THE TASK: Below are the records. List every line holding the word "stovint".

# start of MATERIAL PROVIDED

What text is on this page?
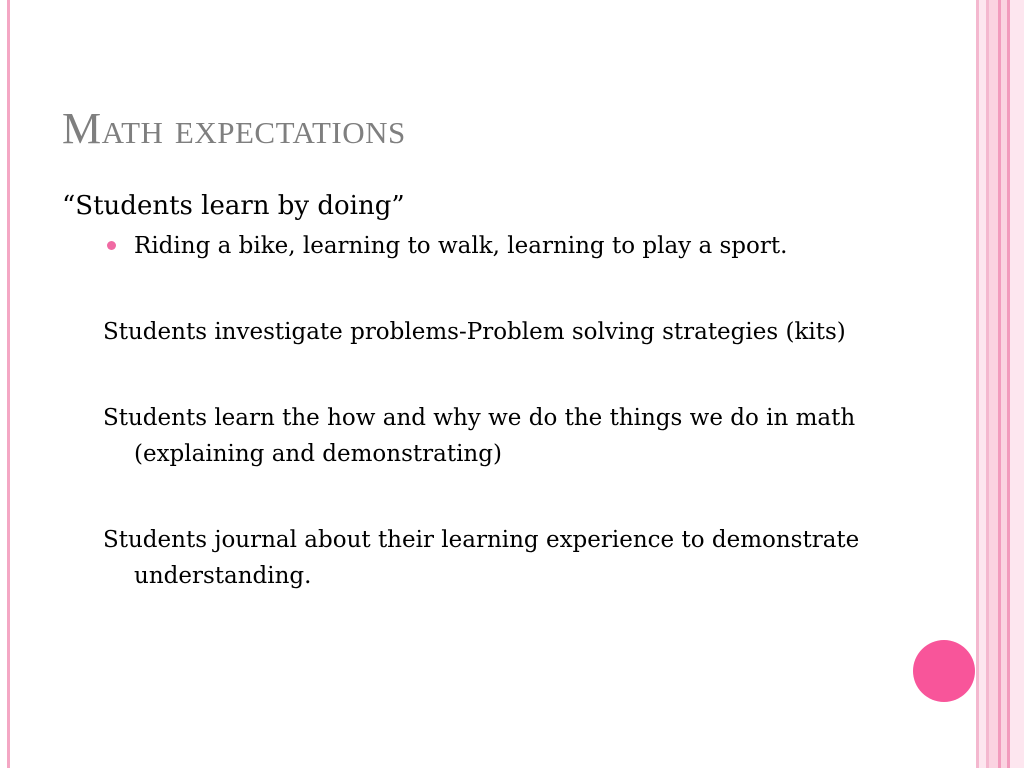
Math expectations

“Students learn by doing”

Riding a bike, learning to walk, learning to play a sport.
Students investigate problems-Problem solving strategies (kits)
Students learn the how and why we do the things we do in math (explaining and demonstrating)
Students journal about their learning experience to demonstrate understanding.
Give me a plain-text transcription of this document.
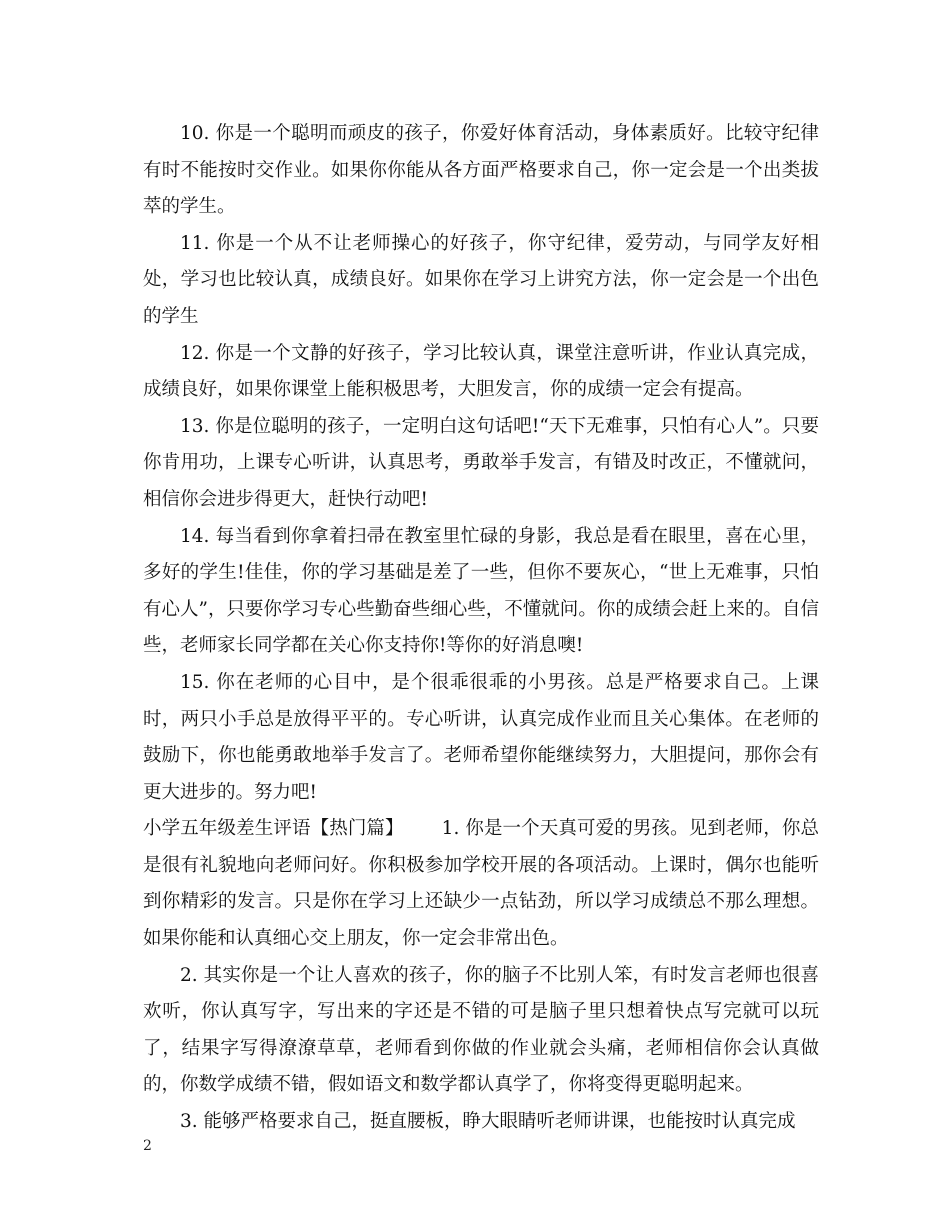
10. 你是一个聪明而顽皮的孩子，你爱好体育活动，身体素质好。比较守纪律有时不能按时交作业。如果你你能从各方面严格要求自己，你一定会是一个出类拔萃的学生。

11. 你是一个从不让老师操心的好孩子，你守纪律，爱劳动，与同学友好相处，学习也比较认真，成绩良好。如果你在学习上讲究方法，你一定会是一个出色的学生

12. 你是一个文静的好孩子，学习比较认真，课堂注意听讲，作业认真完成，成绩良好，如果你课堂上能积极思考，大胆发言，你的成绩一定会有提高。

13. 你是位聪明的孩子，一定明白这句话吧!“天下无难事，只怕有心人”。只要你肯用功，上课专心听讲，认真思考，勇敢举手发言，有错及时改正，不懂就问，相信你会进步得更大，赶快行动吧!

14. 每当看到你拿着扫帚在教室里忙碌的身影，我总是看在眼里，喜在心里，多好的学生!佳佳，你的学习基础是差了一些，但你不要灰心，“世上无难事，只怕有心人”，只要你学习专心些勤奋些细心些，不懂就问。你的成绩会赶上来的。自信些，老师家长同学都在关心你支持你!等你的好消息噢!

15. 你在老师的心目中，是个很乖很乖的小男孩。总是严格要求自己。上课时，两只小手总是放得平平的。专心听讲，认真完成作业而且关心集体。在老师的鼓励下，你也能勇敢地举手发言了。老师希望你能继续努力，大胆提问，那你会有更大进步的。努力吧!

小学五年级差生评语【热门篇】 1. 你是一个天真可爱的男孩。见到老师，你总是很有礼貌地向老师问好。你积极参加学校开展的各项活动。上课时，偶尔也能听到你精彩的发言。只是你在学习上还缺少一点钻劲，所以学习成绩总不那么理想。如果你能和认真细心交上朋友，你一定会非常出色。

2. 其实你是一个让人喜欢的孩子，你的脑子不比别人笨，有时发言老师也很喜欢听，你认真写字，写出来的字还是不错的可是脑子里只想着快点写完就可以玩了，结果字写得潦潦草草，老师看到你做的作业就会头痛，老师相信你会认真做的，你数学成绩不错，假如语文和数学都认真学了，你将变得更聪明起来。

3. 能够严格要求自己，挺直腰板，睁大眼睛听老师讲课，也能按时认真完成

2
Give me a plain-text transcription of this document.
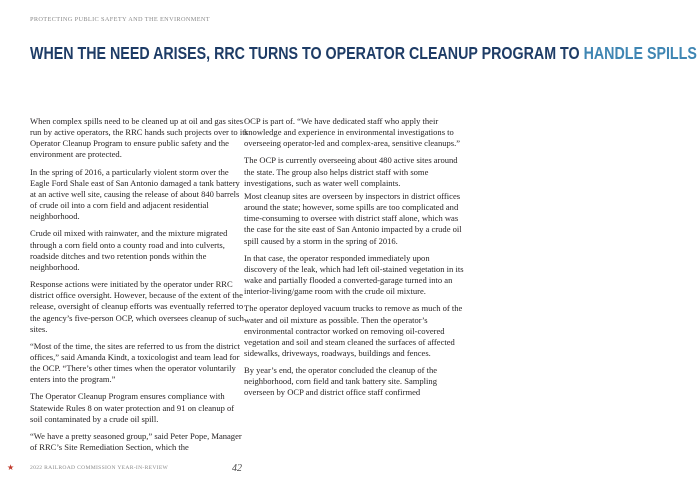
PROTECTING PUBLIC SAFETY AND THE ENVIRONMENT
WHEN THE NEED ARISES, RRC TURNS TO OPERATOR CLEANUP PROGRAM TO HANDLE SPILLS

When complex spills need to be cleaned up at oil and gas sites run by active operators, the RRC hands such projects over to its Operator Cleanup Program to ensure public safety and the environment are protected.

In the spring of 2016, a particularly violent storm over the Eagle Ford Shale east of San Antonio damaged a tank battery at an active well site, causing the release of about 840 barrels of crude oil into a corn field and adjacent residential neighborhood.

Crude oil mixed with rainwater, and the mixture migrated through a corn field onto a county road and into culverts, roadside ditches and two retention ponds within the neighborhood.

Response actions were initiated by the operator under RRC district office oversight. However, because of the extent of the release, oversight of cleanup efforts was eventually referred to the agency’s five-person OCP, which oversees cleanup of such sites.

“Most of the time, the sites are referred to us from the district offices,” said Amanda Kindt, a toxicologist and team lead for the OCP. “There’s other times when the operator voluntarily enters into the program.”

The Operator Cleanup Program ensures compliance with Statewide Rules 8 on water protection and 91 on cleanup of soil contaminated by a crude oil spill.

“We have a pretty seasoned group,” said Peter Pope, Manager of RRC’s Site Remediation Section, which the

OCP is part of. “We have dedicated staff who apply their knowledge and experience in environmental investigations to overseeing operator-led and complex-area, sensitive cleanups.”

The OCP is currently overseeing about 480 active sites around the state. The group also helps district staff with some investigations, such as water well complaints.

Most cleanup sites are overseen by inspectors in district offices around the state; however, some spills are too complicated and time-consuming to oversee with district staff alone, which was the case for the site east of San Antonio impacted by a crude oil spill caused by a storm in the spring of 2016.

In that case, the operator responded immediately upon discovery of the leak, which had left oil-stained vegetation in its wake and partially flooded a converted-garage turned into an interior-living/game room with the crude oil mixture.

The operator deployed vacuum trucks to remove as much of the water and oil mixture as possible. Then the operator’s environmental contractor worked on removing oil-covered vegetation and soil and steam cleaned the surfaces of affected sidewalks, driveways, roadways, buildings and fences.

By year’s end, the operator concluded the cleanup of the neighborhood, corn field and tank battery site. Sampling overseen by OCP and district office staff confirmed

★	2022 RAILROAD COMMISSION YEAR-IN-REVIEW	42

# end of MATERIAL PROVIDED
# start of MATERIAL PROVIDED

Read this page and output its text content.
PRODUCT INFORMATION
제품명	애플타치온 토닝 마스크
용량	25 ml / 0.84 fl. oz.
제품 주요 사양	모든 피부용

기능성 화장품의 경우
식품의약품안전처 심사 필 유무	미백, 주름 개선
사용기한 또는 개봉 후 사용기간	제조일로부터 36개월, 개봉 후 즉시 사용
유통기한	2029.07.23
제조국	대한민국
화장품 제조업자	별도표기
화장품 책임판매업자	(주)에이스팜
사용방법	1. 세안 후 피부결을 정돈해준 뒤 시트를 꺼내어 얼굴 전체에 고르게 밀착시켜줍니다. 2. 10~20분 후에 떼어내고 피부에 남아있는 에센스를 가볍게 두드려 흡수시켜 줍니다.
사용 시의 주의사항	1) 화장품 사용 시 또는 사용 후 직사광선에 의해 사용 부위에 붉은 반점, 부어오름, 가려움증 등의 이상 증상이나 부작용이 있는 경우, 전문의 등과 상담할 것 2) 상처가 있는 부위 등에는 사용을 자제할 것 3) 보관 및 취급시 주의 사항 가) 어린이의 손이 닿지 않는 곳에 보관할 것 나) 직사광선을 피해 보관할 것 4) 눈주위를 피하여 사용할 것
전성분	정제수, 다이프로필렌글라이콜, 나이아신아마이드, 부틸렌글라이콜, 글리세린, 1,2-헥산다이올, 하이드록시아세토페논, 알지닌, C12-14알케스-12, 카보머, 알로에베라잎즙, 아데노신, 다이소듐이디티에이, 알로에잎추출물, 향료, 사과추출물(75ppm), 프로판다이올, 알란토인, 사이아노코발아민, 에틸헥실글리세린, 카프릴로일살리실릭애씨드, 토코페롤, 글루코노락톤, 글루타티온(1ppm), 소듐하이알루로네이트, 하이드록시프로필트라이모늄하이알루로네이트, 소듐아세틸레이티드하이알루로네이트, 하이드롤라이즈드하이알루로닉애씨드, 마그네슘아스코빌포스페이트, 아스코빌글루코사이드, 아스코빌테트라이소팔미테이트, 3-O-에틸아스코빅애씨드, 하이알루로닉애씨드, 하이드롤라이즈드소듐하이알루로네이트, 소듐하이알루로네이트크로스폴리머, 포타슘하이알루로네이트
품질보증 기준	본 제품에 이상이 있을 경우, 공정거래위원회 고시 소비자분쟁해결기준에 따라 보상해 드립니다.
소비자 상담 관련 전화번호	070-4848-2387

# end of MATERIAL PROVIDED
# start of MATERIAL PROVIDED

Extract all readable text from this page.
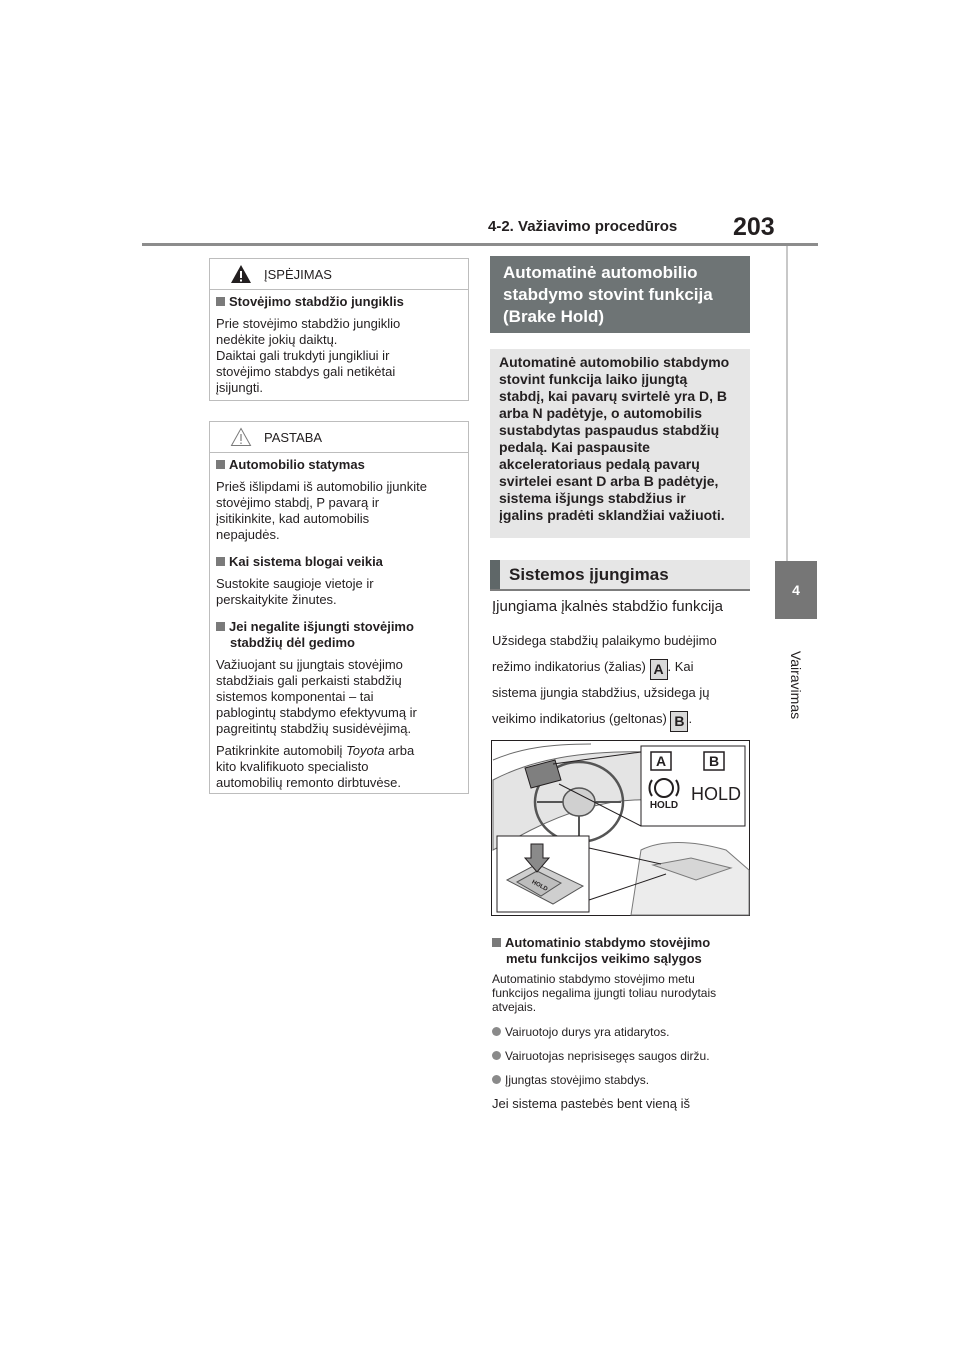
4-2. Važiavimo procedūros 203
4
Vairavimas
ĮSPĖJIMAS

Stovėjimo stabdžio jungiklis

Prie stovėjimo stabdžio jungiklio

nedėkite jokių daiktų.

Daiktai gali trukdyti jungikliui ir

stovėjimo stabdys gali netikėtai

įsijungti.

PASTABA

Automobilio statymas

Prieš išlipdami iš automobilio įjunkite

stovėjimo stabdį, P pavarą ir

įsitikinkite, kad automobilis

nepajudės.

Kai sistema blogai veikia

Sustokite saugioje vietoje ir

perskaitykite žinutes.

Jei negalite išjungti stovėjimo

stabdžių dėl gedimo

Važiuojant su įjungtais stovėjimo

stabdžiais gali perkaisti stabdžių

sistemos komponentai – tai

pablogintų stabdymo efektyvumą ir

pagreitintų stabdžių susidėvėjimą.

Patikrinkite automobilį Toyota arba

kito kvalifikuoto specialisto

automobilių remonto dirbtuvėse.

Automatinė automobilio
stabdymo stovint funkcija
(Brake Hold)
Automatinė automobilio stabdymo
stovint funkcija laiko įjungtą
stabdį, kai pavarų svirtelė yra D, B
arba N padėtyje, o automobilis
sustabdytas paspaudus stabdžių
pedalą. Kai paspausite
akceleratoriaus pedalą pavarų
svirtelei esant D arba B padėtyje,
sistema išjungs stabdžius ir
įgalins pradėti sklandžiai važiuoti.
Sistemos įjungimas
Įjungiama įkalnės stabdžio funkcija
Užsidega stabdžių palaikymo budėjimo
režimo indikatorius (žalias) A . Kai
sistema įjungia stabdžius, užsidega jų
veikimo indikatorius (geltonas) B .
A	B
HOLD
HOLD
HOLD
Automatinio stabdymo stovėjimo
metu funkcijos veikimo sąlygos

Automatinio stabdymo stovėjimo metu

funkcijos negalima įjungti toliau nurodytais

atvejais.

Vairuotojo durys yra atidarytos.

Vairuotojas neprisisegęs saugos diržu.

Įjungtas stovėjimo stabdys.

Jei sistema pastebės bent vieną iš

# end of MATERIAL PROVIDED

ANSWER TO THIS TASK:
stabdymo stovint funkcija
stovint funkcija laiko įjungtą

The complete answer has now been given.